═════ Data section

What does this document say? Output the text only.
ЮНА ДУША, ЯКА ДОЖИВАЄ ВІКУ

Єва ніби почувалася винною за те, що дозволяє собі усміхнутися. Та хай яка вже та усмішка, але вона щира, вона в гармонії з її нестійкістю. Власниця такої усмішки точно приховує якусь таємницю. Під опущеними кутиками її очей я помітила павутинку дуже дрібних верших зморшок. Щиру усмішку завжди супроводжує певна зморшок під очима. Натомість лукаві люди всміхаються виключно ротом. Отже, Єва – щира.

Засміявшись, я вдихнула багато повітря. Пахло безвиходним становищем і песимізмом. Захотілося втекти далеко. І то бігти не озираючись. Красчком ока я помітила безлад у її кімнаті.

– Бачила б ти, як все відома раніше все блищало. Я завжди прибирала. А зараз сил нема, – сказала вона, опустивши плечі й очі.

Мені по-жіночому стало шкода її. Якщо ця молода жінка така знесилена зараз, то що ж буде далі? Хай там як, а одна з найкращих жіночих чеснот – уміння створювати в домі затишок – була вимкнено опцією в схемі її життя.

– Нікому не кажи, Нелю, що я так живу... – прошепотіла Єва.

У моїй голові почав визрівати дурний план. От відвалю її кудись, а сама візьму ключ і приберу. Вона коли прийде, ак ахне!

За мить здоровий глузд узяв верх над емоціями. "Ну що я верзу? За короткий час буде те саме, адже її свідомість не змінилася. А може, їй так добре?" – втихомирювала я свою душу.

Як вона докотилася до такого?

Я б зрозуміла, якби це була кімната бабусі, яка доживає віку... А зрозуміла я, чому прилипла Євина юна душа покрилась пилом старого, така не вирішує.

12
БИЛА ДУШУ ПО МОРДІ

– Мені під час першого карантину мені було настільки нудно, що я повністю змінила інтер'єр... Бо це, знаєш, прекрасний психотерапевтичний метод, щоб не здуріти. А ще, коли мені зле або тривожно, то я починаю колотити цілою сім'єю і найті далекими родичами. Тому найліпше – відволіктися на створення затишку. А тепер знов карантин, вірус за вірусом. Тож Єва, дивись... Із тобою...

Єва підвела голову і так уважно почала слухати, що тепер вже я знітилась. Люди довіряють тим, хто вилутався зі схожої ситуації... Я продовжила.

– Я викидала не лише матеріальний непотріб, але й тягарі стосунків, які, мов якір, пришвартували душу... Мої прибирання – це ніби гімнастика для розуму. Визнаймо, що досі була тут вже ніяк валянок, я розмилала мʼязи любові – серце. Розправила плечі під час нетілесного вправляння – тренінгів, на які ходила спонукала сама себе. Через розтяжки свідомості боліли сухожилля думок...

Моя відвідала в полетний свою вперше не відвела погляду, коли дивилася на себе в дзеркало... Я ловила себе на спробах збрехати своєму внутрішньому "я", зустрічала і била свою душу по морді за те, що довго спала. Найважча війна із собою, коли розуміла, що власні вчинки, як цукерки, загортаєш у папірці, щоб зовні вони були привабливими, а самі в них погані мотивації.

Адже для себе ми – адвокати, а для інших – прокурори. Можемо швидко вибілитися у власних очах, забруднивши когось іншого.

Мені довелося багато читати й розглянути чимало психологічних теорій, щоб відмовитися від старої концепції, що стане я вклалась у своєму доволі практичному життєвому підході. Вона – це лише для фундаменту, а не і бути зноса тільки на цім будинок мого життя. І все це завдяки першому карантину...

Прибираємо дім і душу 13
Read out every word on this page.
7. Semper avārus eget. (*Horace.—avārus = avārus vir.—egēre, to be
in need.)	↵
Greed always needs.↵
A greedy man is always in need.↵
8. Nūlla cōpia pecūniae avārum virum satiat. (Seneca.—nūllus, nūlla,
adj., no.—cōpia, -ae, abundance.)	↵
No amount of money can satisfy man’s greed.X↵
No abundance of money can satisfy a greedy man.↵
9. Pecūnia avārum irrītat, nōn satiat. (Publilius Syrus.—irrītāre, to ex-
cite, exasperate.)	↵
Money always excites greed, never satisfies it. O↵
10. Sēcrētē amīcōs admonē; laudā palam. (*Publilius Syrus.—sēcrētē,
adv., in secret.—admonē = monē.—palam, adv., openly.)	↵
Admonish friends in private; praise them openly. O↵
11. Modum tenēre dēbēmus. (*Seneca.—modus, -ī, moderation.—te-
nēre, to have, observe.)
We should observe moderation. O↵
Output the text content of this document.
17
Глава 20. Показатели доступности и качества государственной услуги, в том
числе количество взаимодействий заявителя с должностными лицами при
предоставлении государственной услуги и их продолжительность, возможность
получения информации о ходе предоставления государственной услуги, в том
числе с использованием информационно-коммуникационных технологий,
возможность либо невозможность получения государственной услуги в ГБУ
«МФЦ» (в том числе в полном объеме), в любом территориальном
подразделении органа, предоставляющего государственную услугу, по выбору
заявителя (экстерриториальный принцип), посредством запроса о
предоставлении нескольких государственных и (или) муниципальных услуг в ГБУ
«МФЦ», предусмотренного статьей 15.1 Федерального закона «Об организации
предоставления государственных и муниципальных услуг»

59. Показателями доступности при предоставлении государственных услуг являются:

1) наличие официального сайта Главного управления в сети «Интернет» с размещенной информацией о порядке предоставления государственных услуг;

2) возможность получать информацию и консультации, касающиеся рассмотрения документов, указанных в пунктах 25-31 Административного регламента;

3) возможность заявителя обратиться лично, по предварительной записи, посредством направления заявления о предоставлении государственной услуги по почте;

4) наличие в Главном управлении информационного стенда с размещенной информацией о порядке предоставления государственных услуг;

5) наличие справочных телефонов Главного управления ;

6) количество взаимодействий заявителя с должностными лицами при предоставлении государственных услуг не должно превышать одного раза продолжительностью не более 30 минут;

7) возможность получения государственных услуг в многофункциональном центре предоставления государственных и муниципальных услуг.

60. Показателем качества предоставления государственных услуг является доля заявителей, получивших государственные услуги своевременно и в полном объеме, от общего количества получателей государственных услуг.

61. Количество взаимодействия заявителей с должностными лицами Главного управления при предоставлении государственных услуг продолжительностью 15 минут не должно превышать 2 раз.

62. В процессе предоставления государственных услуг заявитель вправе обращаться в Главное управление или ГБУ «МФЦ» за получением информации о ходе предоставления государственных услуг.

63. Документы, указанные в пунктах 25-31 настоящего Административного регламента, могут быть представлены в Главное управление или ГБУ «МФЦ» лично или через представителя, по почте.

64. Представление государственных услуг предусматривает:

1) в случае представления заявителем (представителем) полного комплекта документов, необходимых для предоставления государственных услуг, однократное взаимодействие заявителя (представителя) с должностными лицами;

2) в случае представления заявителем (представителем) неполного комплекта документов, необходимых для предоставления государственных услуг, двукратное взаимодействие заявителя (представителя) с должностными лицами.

══════════

- _Problem_:
List each line of the records that holds the string "продолжительностью".

- _The answer_:
6) количество взаимодействий заявителя с должностными лицами при предоставлении государственных услуг не должно превышать одного раза продолжительностью не более 30 минут;
61. Количество взаимодействия заявителей с должностными лицами Главного управления при предоставлении государственных услуг продолжительностью 15 минут не должно превышать 2 раз.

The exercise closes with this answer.